## WORK TO BE COMPLETED
Collect all lines below with the string "have".

[Saved entries]
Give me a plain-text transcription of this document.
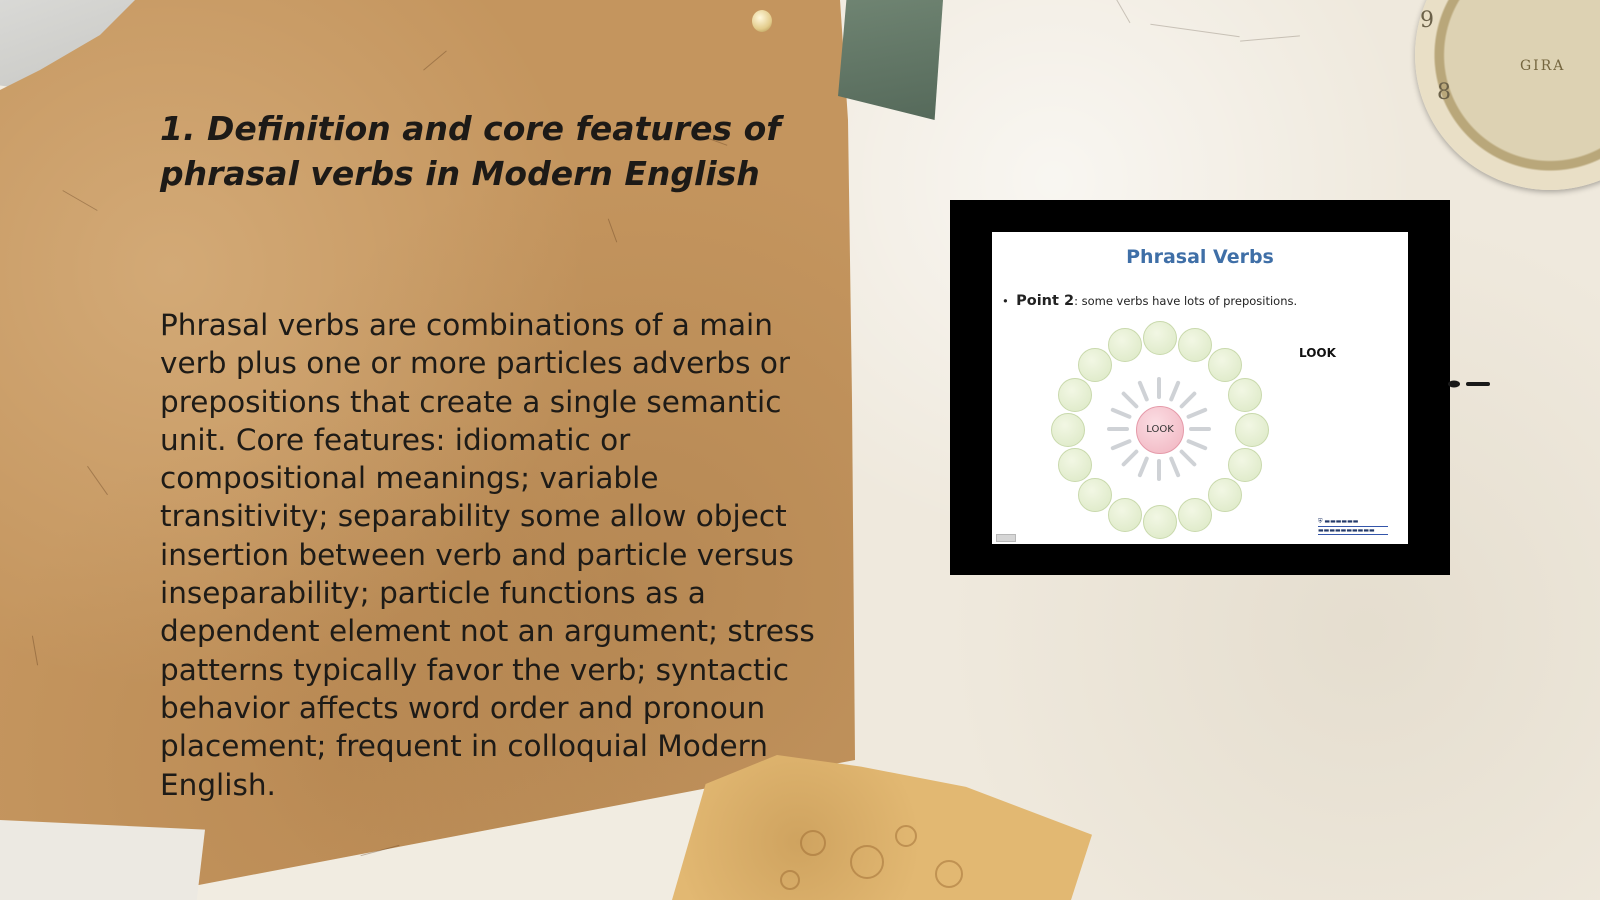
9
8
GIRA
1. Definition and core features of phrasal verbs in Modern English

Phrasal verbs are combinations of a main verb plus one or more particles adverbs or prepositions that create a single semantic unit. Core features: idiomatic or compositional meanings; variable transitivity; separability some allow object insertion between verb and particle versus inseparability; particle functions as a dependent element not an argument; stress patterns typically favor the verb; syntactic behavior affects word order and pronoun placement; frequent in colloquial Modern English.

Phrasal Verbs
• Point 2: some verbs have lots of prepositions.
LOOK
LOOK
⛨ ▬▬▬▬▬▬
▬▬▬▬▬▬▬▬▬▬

--

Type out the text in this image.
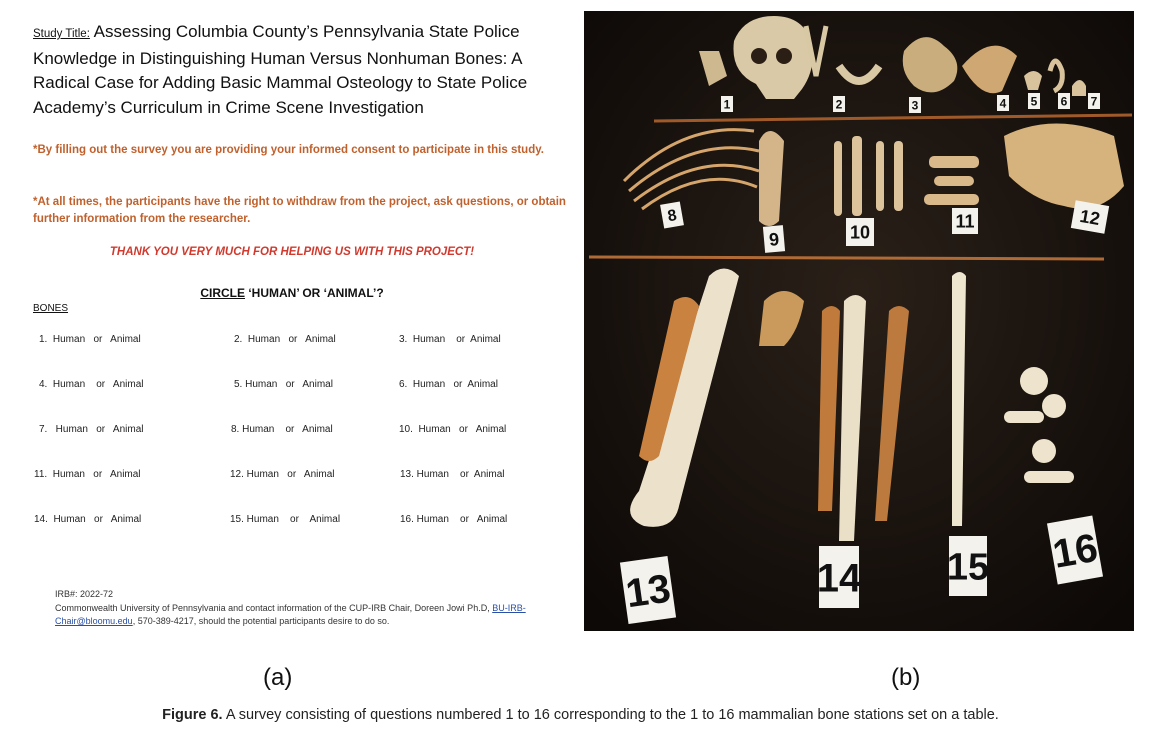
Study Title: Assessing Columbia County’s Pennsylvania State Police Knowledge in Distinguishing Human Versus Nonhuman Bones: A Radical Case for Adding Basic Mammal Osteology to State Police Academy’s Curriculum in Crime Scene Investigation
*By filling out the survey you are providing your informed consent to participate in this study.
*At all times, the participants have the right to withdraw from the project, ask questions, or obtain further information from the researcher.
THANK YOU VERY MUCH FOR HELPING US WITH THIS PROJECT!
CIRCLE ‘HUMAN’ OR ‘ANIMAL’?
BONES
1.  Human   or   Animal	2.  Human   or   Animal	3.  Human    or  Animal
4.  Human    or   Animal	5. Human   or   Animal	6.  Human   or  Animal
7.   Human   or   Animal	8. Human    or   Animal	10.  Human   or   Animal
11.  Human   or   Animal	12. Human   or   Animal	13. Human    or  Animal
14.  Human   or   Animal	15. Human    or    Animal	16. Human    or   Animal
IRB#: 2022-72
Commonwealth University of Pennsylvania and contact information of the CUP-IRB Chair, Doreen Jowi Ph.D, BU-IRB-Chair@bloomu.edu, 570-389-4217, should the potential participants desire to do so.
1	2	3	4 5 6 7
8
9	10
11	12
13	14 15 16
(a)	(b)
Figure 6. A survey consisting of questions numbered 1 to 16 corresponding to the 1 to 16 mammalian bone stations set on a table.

...

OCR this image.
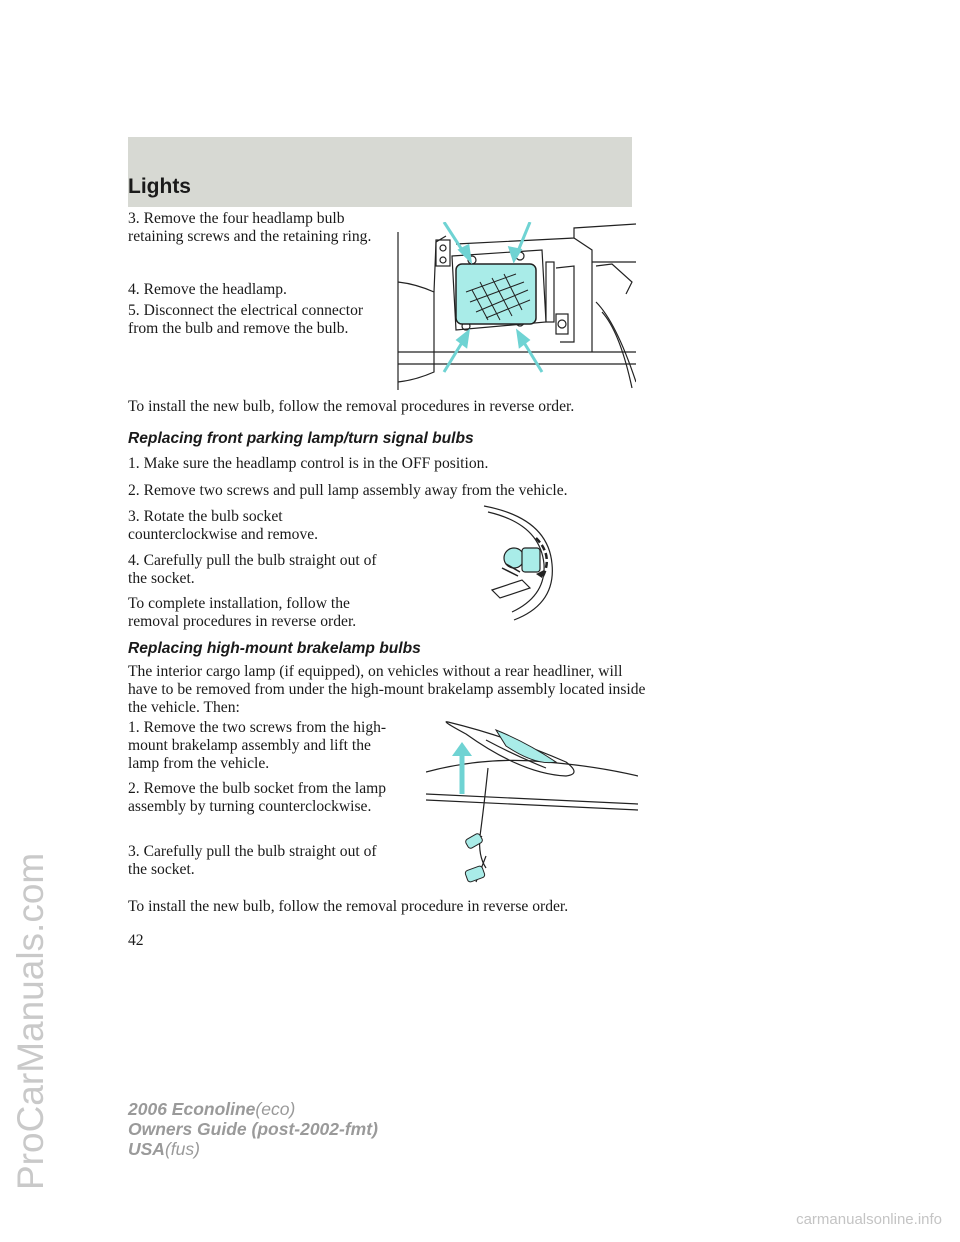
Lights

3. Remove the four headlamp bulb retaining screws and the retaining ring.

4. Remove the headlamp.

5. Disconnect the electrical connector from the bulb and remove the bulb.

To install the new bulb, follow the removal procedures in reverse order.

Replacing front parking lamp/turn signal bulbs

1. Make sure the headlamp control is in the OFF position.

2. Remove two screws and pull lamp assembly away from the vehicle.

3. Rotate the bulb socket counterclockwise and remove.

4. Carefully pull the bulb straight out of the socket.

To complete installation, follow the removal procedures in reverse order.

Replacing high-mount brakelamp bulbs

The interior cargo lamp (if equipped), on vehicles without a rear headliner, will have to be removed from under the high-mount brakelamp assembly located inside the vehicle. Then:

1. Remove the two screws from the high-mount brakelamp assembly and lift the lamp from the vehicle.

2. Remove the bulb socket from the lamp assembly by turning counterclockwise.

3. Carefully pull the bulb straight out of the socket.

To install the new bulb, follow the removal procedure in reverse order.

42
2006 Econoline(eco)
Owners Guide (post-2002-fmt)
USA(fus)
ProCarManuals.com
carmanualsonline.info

## FULL OUTPUT
• Point 2: some verbs have lots of prepositions.
*At all times, the participants have the right to withdraw from the project, ask questions, or obtain further information from the researcher.
The interior cargo lamp (if equipped), on vehicles without a rear headliner, will have to be removed from under the high-mount brakelamp assembly located inside the vehicle. Then:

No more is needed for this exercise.